» Excerpt provided:
** Begin **

# Big Data & Streaming: Exercise Results

## 1. PySpark DataFrame
- Read a CSV file with PySpark and print the schema.


In [None]:
from pyspark.sql import SparkSession
spark = SparkSession.builder.getOrCreate()
df = spark.read.csv('data.csv', header=True)
print(df.printSchema())


## 2. Filtering and Aggregation
- Filter rows where a value > 100 and group by a category column, counting rows per group.


In [None]:
result = df.filter(df['value'] > 100).groupBy('category').count()
result.show()


## 3. Spark Transformations
- Chain at least two transformations (e.g., filter, select, groupBy) before calling an action.


In [None]:
filtered = df.filter(df['value'] > 100).select('category')
grouped = filtered.groupBy('category').count()
grouped.show()

## 4. Kafka Streaming
- Write a Python script to send and consume messages from a Kafka topic (localhost).


In [None]:
from kafka import KafkaProducer, KafkaConsumer

producer = KafkaProducer(bootstrap_servers='localhost:9092')
producer.send('topic', b'data')
consumer = KafkaConsumer('topic', bootstrap_servers='localhost:9092')

for msg in consumer:
    print(msg.value)


---

### Challenge
- Process a simulated data stream (e.g., random numbers) in real-time and compute a running average using PySpark Structured Streaming.


In [None]:
from pyspark.sql import SparkSession
from pyspark.sql.functions import avg

spark = SparkSession.builder.getOrCreate()
stream_df = spark.readStream.format('rate').option('rowsPerSecond', 1).load()
avg_df = stream_df.withColumn('running_avg', avg('value').over())
query = avg_df.writeStream.format('console').start()
query.awaitTermination()

** End **

» Requirements: In the exercise results, which bootstrap server address do the Kafka producer and consumer use?

» Extracted data:
** Begin **

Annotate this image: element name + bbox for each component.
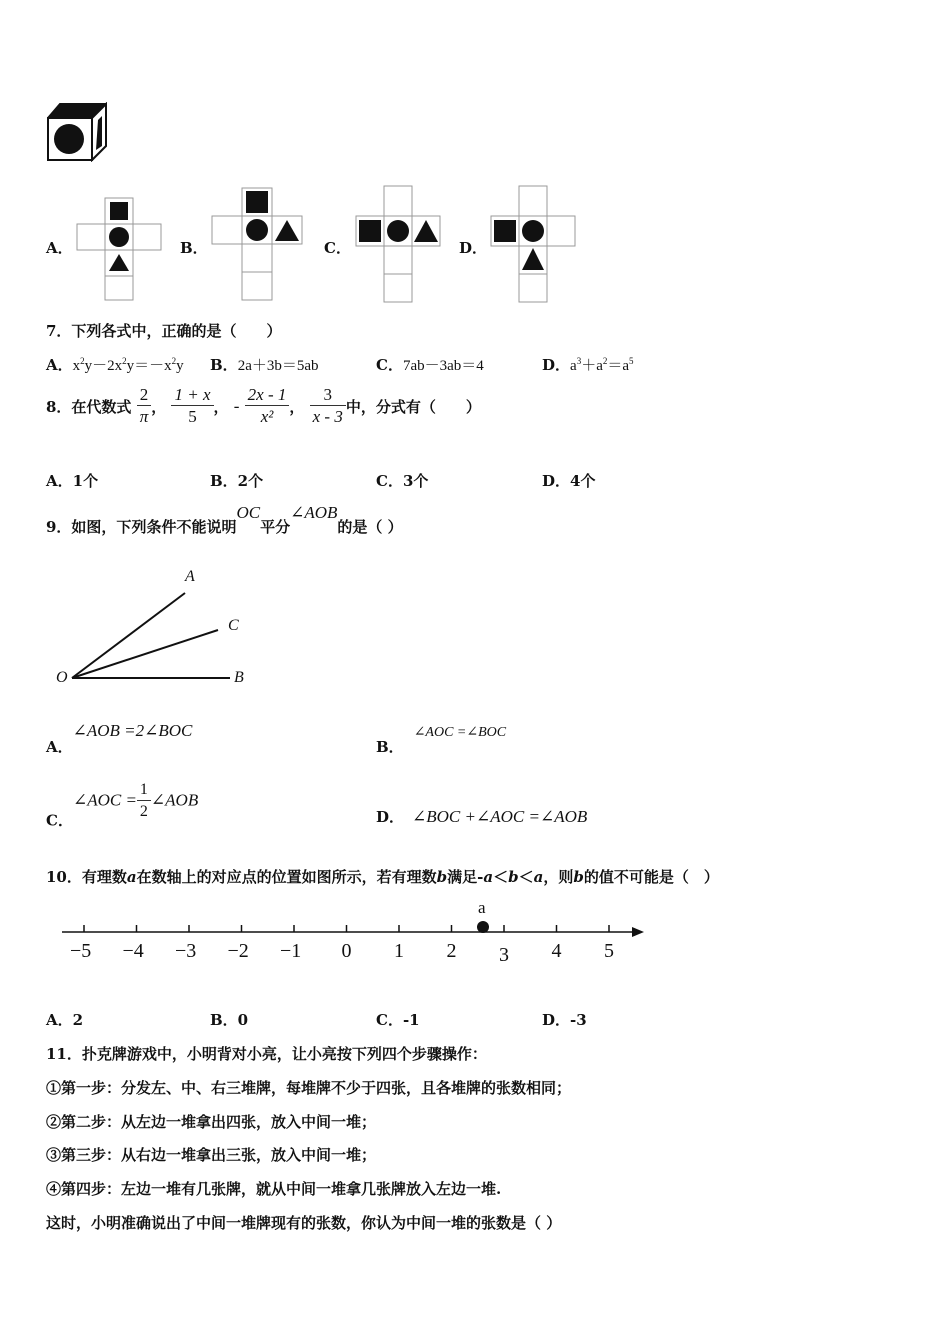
q9-option-c[interactable]: C．∠AOC = $\frac{1}{2}$ ∠AOB <box>46 781 199 830</box>
q9-option-a[interactable]: A．∠AOB =2∠BOC <box>46 721 193 756</box>
tick-label: 4 <box>551 940 562 962</box>
tick-label: −2 <box>227 940 249 962</box>
q8-option-a[interactable]: A．1个 <box>46 472 99 490</box>
q9-option-d[interactable]: D． ∠BOC +∠AOC =∠AOB <box>376 807 588 826</box>
q6-option-b-net[interactable] <box>208 186 308 306</box>
q7-stem: 7．下列各式中，正确的是（ ） <box>46 322 282 340</box>
tick-label: −4 <box>122 940 144 962</box>
q10-option-d[interactable]: D．-3 <box>542 1011 587 1029</box>
q9-label-b: B <box>234 669 244 686</box>
q6-option-d-net[interactable] <box>486 184 580 308</box>
q8-expr-1: $\frac{2}{\pi}$ <box>137 385 152 428</box>
q8-option-b[interactable]: B．2个 <box>210 472 264 490</box>
q8-option-d[interactable]: D．4个 <box>542 472 596 490</box>
q11-step-1: ①第一步：分发左、中、右三堆牌，每堆牌不少于四张，且各堆牌的张数相同； <box>46 1079 572 1097</box>
q11-question: 这时，小明准确说出了中间一堆牌现有的张数，你认为中间一堆的张数是（ ） <box>46 1214 562 1232</box>
q9-label-c: C <box>228 617 239 634</box>
q6-option-a-label[interactable]: A． <box>46 239 73 257</box>
q9-stem: 9．如图，下列条件不能说明OC平分∠AOB的是（ ） <box>46 503 403 536</box>
number-line-axis <box>60 898 650 968</box>
q9-angle-figure <box>50 565 260 699</box>
q9-option-b[interactable]: B．∠AOC =∠BOC <box>376 725 507 756</box>
q10-option-a[interactable]: A．2 <box>46 1011 84 1029</box>
q7-option-d[interactable]: D．$a^3+a^2=a^5$ <box>542 356 634 374</box>
tick-label: 0 <box>341 940 352 962</box>
q8-stem: 8．在代数式 $\frac{2}{\pi}$ ， $\frac{1 + x}{5}$ ， - $\frac{2x - 1}{\text{x²}}$ ， $\frac{3}{x - 3}$ 中，分式有（ ） <box>46 385 481 426</box>
q8-expr-2: $\frac{1 + x}{5}$ <box>171 385 213 428</box>
q6-option-c-net[interactable] <box>350 184 444 308</box>
q8-expr-4: $\frac{3}{x - 3}$ <box>310 385 346 428</box>
tick-label: −3 <box>175 940 197 962</box>
q6-option-d-label[interactable]: D． <box>459 239 488 257</box>
point-a-label: a <box>478 898 486 917</box>
q10-number-line <box>60 898 650 968</box>
tick-label: 3 <box>499 944 509 966</box>
q11-step-3: ③第三步：从右边一堆拿出三张，放入中间一堆； <box>46 1146 377 1164</box>
point-a <box>477 921 489 933</box>
cube-figure <box>46 102 108 166</box>
q10-option-b[interactable]: B．0 <box>210 1011 249 1029</box>
q6-option-c-label[interactable]: C． <box>324 239 351 257</box>
q6-option-b-label[interactable]: B． <box>180 239 208 257</box>
q6-option-a-net[interactable] <box>72 196 164 306</box>
q11-step-4: ④第四步：左边一堆有几张牌，就从中间一堆拿几张牌放入左边一堆. <box>46 1180 502 1198</box>
tick-label: 2 <box>446 940 457 962</box>
tick-label: 5 <box>604 940 614 962</box>
q7-option-a[interactable]: A．$x^2y-2x^2y=-x^2y$ <box>46 356 184 374</box>
q8-expr-3: $\frac{2x - 1}{\text{x²}}$ <box>245 385 290 428</box>
q7-option-c[interactable]: C．7ab－3ab＝4 <box>376 356 484 374</box>
q10-stem: 10．有理数a在数轴上的对应点的位置如图所示，若有理数b满足-a＜b＜a，则b的值不可能是（ ） <box>46 868 719 886</box>
q11-stem: 11．扑克牌游戏中，小明背对小亮，让小亮按下列四个步骤操作： <box>46 1045 487 1063</box>
q9-label-a: A <box>185 568 195 585</box>
q8-option-c[interactable]: C．3个 <box>376 472 429 490</box>
q11-step-2: ②第二步：从左边一堆拿出四张，放入中间一堆； <box>46 1113 377 1131</box>
tick-label: 1 <box>394 940 404 962</box>
tick-label: −5 <box>70 940 92 962</box>
tick-label: −1 <box>280 940 302 962</box>
q7-option-b[interactable]: B．2a＋3b＝5ab <box>210 356 319 374</box>
q10-option-c[interactable]: C．-1 <box>376 1011 420 1029</box>
q9-label-o: O <box>56 669 68 686</box>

** End **

» Result: localhost:9092